▶ MATERIAL PROVIDED:

--

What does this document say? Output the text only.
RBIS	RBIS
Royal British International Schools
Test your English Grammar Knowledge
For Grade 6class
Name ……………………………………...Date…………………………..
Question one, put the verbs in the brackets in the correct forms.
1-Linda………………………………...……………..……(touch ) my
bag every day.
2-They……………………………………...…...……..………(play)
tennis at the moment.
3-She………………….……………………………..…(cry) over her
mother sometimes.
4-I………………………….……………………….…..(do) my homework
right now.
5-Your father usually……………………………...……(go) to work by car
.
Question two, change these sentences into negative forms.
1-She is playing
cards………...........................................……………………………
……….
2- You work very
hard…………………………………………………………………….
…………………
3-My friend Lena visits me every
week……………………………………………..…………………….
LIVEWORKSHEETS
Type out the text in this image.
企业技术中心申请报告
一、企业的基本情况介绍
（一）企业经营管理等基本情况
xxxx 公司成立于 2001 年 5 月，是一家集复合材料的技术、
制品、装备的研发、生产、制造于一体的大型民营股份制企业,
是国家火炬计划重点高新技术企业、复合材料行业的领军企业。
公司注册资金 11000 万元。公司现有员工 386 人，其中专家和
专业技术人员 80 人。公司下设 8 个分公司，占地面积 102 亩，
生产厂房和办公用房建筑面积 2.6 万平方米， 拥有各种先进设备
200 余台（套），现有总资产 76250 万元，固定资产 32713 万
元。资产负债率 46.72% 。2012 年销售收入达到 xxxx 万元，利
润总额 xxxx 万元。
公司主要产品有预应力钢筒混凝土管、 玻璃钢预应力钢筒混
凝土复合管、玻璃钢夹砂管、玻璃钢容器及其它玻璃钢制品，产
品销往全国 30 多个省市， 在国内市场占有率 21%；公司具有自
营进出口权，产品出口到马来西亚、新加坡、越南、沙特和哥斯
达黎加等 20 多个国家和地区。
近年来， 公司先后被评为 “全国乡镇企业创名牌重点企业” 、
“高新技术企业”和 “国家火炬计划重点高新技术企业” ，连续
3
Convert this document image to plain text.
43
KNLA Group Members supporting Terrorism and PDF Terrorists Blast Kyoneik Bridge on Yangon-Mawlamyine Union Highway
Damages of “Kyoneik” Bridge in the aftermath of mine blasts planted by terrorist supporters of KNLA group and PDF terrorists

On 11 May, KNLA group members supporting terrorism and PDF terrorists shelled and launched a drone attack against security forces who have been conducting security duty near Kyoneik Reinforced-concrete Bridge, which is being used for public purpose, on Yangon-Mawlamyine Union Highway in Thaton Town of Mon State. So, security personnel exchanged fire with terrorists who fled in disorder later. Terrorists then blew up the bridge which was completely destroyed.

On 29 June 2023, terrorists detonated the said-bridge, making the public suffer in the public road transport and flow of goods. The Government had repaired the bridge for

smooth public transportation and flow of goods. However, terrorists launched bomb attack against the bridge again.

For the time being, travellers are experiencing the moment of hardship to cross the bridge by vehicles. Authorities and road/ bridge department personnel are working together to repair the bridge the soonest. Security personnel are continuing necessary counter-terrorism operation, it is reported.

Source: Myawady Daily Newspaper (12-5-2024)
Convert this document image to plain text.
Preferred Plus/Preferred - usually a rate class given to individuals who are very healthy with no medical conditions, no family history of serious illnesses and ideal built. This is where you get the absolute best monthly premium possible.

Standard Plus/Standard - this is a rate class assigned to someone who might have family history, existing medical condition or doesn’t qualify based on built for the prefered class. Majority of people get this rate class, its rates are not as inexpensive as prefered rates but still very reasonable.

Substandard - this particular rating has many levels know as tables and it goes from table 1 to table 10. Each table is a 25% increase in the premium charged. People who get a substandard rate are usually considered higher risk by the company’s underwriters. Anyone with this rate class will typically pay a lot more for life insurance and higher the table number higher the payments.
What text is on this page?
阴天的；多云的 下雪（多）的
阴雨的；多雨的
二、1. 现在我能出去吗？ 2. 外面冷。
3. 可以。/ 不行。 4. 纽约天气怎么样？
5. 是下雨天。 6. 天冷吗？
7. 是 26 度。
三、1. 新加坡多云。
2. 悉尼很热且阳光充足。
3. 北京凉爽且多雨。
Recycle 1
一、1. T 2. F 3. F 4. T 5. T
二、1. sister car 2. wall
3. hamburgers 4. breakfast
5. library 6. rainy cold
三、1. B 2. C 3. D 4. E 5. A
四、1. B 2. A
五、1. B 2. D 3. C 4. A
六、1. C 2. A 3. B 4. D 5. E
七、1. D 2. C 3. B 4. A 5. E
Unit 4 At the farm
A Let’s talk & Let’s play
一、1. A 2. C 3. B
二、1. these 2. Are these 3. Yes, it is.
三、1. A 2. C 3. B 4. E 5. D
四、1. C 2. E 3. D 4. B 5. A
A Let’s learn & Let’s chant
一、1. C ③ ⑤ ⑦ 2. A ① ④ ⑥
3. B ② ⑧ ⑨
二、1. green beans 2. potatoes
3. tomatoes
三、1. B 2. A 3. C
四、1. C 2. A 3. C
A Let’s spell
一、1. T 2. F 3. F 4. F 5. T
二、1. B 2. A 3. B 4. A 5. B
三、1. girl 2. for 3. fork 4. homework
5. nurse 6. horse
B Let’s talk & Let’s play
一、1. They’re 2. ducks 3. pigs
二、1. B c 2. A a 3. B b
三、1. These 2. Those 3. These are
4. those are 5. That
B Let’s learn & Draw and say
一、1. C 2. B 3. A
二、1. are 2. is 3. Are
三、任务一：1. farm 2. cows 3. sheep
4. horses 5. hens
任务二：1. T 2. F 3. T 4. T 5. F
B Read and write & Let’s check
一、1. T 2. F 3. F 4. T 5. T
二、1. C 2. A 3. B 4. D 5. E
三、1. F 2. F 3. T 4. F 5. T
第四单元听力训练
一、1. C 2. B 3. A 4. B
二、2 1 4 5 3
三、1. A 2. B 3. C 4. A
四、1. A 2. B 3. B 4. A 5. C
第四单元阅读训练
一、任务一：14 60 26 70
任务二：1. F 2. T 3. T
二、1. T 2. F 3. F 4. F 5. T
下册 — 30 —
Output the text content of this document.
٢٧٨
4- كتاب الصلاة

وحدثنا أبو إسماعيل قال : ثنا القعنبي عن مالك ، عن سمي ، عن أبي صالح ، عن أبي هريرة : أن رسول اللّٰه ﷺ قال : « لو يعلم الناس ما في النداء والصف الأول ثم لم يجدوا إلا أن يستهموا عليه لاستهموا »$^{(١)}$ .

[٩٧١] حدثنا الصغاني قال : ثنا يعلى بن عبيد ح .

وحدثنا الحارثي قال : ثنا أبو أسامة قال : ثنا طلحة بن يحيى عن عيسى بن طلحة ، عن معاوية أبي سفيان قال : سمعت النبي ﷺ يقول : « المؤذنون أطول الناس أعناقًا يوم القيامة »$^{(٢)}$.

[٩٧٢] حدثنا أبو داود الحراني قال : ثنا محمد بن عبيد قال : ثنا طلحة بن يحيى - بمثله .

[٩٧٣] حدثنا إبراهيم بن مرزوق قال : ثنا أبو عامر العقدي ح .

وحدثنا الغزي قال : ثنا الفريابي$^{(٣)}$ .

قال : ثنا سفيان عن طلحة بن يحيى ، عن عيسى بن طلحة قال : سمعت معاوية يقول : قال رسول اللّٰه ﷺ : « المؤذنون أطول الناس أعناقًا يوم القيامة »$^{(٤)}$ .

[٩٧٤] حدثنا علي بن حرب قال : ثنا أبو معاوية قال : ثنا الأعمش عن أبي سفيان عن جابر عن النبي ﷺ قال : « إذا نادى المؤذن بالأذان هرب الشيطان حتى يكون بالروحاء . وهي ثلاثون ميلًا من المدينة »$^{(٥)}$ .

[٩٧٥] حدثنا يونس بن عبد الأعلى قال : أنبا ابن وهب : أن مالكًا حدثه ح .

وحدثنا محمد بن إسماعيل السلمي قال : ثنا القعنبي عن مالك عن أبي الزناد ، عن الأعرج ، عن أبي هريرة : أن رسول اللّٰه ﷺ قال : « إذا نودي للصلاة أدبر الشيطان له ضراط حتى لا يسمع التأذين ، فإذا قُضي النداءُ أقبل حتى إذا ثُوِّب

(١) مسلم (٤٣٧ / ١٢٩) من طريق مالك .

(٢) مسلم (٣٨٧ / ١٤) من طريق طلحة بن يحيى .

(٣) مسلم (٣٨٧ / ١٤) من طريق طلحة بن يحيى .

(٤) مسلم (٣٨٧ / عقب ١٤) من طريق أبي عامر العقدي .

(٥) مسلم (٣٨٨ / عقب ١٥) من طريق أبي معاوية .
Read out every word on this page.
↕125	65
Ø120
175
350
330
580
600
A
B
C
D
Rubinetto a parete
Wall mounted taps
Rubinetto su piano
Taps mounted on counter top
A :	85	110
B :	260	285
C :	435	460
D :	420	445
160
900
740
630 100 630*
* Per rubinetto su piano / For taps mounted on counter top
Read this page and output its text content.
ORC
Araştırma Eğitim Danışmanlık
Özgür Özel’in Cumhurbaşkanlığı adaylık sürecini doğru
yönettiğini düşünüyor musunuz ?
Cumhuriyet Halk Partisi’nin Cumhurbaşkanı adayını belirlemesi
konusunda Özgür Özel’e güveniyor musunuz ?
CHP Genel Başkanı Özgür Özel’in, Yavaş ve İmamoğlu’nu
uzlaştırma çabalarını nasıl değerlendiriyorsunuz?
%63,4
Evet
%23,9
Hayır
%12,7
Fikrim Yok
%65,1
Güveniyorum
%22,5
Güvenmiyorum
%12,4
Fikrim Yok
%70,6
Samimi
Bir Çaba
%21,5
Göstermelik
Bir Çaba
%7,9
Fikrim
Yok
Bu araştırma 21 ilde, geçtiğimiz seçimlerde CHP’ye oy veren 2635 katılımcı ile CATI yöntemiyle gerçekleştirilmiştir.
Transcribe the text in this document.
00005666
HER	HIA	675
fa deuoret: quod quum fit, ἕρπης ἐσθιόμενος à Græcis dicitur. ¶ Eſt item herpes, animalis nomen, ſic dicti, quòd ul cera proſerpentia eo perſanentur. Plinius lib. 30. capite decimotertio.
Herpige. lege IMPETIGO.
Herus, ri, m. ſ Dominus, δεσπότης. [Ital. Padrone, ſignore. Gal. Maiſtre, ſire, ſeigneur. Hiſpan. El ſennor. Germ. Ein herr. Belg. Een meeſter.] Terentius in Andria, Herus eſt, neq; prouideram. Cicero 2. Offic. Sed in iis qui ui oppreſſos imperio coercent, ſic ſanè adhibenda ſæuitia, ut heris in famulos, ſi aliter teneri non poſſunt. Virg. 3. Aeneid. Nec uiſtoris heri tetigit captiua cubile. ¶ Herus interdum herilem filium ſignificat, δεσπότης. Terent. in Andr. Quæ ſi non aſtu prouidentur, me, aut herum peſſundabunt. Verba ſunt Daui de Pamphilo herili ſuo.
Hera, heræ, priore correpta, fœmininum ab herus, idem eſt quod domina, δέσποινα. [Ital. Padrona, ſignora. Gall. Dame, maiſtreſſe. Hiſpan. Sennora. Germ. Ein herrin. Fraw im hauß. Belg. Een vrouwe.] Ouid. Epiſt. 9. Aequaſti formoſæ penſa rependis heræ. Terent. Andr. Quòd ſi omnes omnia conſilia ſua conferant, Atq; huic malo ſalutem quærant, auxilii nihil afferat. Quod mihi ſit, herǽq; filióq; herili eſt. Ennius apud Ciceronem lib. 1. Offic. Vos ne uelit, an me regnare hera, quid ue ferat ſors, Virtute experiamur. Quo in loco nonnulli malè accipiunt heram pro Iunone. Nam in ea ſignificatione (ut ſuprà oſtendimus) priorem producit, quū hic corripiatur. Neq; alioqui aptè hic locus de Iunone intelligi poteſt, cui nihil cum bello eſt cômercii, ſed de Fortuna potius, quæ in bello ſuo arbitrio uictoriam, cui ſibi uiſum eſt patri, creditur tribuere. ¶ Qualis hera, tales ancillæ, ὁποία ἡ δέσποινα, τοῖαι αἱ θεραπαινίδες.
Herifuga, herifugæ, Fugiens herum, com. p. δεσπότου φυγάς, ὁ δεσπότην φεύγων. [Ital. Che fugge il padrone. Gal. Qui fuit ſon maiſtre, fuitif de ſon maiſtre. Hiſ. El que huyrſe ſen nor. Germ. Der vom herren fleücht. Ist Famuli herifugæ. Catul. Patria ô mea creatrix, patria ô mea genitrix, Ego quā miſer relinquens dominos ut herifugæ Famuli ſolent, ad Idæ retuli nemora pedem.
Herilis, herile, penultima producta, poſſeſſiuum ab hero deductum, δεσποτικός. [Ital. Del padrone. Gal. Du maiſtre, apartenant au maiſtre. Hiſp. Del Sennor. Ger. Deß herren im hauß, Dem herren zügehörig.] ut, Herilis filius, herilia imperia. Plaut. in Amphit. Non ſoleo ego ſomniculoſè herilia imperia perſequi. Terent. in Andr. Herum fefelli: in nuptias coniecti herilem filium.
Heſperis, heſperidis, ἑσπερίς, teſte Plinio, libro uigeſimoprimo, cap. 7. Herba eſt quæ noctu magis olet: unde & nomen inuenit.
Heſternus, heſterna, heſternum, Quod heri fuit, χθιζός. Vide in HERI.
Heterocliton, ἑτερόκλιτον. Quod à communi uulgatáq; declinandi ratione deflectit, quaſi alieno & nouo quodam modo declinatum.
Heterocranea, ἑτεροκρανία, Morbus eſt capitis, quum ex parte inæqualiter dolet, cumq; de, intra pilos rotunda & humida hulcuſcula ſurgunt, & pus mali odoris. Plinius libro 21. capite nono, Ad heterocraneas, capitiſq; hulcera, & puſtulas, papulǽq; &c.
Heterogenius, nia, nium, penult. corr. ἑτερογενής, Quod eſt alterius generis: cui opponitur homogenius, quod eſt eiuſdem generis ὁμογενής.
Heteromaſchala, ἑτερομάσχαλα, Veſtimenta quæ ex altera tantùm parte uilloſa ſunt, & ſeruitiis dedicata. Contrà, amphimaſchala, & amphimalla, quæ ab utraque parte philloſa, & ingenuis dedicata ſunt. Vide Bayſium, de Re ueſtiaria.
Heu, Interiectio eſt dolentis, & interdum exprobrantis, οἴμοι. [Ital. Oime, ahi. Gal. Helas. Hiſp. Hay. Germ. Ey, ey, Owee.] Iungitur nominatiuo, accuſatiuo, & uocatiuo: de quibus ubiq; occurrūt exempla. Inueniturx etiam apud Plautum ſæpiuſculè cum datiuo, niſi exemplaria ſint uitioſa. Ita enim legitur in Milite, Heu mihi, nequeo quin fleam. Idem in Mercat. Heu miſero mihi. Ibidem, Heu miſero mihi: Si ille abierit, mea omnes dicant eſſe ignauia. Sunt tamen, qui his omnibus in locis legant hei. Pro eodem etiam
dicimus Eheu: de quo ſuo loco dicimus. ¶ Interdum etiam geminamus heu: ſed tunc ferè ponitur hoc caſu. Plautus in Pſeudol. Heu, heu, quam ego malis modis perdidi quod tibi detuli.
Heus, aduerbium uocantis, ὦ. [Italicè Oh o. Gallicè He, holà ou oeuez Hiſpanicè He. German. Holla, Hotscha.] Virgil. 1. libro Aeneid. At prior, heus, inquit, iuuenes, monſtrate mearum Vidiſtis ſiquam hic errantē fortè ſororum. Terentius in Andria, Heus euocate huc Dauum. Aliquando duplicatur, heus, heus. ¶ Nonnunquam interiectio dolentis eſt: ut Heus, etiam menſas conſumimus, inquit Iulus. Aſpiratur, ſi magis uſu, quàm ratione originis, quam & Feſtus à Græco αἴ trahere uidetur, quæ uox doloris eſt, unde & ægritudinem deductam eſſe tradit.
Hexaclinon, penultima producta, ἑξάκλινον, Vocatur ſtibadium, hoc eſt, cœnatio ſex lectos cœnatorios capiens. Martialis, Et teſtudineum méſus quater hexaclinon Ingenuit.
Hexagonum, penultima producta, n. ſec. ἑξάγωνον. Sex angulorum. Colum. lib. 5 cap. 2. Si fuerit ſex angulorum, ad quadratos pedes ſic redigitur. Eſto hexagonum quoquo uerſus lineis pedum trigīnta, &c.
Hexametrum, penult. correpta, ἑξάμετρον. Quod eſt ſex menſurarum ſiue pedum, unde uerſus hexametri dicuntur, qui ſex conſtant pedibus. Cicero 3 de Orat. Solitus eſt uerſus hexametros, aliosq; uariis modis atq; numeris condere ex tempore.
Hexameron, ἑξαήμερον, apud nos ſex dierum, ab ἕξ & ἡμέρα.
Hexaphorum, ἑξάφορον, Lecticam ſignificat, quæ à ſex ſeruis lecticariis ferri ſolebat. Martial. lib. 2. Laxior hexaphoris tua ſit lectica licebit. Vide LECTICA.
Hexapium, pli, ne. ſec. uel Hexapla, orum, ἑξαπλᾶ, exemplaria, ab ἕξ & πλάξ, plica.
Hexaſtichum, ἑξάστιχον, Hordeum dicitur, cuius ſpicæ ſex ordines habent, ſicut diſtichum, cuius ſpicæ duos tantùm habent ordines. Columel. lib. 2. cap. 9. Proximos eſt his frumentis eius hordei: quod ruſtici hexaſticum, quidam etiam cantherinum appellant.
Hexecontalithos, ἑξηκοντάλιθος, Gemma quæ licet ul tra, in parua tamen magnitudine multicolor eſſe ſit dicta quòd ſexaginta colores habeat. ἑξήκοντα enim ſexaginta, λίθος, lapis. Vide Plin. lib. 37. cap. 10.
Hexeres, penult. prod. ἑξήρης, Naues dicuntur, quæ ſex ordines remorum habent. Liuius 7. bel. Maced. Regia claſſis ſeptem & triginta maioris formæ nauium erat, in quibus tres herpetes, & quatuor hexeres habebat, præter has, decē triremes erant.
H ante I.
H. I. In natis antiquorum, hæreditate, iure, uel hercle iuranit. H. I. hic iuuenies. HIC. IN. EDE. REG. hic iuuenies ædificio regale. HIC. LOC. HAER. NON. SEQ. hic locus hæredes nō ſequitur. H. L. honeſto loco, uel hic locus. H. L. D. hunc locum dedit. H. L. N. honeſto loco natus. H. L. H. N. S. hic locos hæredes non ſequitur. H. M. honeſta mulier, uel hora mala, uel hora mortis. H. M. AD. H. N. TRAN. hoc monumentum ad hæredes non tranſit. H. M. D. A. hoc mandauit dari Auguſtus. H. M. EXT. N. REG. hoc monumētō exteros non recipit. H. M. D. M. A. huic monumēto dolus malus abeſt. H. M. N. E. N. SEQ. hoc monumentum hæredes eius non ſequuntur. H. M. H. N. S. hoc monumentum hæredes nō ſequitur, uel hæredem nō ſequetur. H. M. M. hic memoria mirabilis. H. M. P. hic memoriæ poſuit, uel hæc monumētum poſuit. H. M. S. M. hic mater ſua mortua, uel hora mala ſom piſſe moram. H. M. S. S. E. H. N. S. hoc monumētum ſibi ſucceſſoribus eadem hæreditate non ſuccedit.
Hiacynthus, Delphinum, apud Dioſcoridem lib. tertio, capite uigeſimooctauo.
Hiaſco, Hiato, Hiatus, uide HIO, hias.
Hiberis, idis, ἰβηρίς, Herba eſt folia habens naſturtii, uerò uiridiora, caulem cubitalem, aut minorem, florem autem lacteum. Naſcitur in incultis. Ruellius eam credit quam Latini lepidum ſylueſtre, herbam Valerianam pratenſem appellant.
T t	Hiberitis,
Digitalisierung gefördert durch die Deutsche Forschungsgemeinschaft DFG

--

▶ SHORT TASK:
Each line that has the word "penultima" should be copied.

▶ RESPONSE BELOW:
Herilis, herile, penultima producta, poſſeſſiuum ab hero deductum, δεσποτικός. [Ital. Del padrone. Gal. Du maiſtre, apartenant au maiſtre. Hiſp. Del Sennor. Ger. Deß herren im hauß, Dem herren zügehörig.] ut, Herilis filius, herilia imperia. Plaut. in Amphit. Non ſoleo ego ſomniculoſè herilia imperia perſequi. Terent. in Andr. Herum fefelli: in nuptias coniecti herilem filium.
Hexaclinon, penultima producta, ἑξάκλινον, Vocatur ſtibadium, hoc eſt, cœnatio ſex lectos cœnatorios capiens. Martialis, Et teſtudineum méſus quater hexaclinon Ingenuit.
Hexagonum, penultima producta, n. ſec. ἑξάγωνον. Sex angulorum. Colum. lib. 5 cap. 2. Si fuerit ſex angulorum, ad quadratos pedes ſic redigitur. Eſto hexagonum quoquo uerſus lineis pedum trigīnta, &c.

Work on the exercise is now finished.